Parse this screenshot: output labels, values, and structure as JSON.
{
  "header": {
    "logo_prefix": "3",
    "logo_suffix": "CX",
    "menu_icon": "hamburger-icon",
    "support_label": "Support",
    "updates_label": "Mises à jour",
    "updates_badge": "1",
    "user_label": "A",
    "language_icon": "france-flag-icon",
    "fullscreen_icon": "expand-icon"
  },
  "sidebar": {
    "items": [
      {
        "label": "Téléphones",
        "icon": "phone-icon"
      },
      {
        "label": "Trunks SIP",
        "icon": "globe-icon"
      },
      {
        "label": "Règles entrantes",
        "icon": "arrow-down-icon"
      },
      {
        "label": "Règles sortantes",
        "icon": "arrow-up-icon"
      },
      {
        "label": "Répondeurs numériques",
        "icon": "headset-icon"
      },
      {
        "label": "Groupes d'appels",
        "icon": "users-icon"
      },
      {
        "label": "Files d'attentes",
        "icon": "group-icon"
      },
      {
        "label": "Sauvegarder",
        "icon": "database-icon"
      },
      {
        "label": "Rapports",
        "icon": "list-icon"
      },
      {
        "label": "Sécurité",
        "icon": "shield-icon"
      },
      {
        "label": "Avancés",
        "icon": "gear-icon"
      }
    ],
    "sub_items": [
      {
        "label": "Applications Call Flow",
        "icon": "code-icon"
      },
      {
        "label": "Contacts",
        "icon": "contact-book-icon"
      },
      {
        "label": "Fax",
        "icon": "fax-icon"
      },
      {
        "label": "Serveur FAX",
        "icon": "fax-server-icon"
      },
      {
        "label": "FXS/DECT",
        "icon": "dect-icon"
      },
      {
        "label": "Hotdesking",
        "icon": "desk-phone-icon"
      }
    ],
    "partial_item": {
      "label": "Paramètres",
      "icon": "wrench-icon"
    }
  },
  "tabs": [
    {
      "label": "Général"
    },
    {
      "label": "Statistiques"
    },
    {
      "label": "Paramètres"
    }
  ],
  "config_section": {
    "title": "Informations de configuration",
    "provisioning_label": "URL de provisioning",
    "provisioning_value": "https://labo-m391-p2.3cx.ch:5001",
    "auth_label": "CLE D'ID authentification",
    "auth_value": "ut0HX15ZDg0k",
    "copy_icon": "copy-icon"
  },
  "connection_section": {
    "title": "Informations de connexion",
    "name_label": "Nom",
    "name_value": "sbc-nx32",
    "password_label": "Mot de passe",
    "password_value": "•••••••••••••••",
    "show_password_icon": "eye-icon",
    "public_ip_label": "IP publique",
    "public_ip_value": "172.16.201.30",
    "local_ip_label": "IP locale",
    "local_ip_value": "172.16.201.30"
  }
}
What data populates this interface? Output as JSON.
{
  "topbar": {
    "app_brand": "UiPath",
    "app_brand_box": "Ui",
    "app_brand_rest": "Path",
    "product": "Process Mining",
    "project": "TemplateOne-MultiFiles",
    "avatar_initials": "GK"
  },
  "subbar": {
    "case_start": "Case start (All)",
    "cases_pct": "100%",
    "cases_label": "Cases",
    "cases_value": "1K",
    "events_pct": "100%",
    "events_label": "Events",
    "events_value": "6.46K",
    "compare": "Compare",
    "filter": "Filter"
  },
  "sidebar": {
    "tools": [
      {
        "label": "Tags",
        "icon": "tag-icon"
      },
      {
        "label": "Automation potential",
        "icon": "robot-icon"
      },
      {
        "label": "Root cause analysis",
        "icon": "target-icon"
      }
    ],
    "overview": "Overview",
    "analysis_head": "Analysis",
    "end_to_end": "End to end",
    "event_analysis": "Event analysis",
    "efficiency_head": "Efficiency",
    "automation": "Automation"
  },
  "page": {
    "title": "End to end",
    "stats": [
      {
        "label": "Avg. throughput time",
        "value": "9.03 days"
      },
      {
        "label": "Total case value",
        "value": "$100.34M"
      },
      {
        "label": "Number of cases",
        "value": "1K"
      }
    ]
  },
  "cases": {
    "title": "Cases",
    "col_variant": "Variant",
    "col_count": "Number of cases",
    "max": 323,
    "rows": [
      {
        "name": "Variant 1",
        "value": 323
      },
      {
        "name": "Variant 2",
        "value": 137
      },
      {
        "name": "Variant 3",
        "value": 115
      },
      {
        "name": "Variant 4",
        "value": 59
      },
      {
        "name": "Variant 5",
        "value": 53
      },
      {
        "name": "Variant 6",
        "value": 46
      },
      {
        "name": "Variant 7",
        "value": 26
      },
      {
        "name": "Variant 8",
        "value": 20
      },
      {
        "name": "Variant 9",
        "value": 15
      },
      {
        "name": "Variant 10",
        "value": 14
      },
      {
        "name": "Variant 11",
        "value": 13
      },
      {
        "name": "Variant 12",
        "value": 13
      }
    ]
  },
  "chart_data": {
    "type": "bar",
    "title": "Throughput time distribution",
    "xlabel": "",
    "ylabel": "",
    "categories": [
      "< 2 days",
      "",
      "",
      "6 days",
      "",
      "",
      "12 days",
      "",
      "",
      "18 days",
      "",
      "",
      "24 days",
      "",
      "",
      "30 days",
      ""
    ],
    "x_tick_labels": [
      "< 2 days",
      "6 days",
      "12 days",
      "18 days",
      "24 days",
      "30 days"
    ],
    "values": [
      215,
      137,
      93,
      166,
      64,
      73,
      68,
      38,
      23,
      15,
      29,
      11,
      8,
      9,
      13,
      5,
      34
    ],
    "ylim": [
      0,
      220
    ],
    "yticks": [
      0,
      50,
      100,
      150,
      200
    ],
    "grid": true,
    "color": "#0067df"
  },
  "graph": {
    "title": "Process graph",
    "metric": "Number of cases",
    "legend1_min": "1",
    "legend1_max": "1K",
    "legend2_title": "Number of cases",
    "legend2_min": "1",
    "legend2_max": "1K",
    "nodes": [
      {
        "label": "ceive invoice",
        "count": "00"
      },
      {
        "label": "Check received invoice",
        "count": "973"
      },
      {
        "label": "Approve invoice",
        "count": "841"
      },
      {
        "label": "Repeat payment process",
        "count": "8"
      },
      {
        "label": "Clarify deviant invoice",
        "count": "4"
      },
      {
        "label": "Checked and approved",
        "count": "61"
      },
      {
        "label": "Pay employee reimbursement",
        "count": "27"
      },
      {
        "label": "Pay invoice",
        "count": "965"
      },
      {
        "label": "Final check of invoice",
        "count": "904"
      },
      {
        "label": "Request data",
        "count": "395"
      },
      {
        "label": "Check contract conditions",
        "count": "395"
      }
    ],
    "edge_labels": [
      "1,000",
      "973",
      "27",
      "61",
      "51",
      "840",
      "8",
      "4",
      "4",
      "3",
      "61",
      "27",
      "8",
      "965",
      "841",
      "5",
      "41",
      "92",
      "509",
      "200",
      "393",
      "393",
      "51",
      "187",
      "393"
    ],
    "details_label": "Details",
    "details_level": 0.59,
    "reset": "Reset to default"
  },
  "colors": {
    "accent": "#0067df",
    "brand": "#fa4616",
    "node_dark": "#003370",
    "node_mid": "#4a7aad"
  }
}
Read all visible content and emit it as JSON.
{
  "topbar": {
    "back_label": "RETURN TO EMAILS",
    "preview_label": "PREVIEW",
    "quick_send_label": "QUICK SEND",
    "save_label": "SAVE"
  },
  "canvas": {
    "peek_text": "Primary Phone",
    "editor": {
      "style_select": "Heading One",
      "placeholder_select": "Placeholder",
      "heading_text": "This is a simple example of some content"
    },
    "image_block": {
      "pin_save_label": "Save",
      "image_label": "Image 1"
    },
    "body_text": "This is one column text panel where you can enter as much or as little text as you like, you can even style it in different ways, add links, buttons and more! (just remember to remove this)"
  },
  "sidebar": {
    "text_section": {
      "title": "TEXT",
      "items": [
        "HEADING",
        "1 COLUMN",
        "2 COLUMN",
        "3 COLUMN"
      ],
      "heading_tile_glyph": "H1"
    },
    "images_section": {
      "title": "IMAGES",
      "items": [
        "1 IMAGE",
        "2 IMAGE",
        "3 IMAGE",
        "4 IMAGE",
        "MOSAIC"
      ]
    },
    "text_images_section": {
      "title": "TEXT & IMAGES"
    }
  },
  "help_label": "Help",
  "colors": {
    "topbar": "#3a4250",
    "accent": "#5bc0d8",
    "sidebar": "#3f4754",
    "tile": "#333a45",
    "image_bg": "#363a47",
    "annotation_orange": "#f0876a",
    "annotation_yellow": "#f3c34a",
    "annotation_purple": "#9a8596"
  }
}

.....

**EXERCISE OBJECTIVE**
Write out exactly the final stretch of the records: the line containing "Read all visible content and emit it as JSON." and every line after it, through the last, and nothing else.

**FINISHED TASK**
Read all visible content and emit it as JSON.
{
  "topbar": {
    "back_label": "RETURN TO EMAILS",
    "preview_label": "PREVIEW",
    "quick_send_label": "QUICK SEND",
    "save_label": "SAVE"
  },
  "canvas": {
    "peek_text": "Primary Phone",
    "editor": {
      "style_select": "Heading One",
      "placeholder_select": "Placeholder",
      "heading_text": "This is a simple example of some content"
    },
    "image_block": {
      "pin_save_label": "Save",
      "image_label": "Image 1"
    },
    "body_text": "This is one column text panel where you can enter as much or as little text as you like, you can even style it in different ways, add links, buttons and more! (just remember to remove this)"
  },
  "sidebar": {
    "text_section": {
      "title": "TEXT",
      "items": [
        "HEADING",
        "1 COLUMN",
        "2 COLUMN",
        "3 COLUMN"
      ],
      "heading_tile_glyph": "H1"
    },
    "images_section": {
      "title": "IMAGES",
      "items": [
        "1 IMAGE",
        "2 IMAGE",
        "3 IMAGE",
        "4 IMAGE",
        "MOSAIC"
      ]
    },
    "text_images_section": {
      "title": "TEXT & IMAGES"
    }
  },
  "help_label": "Help",
  "colors": {
    "topbar": "#3a4250",
    "accent": "#5bc0d8",
    "sidebar": "#3f4754",
    "tile": "#333a45",
    "image_bg": "#363a47",
    "annotation_orange": "#f0876a",
    "annotation_yellow": "#f3c34a",
    "annotation_purple": "#9a8596"
  }
}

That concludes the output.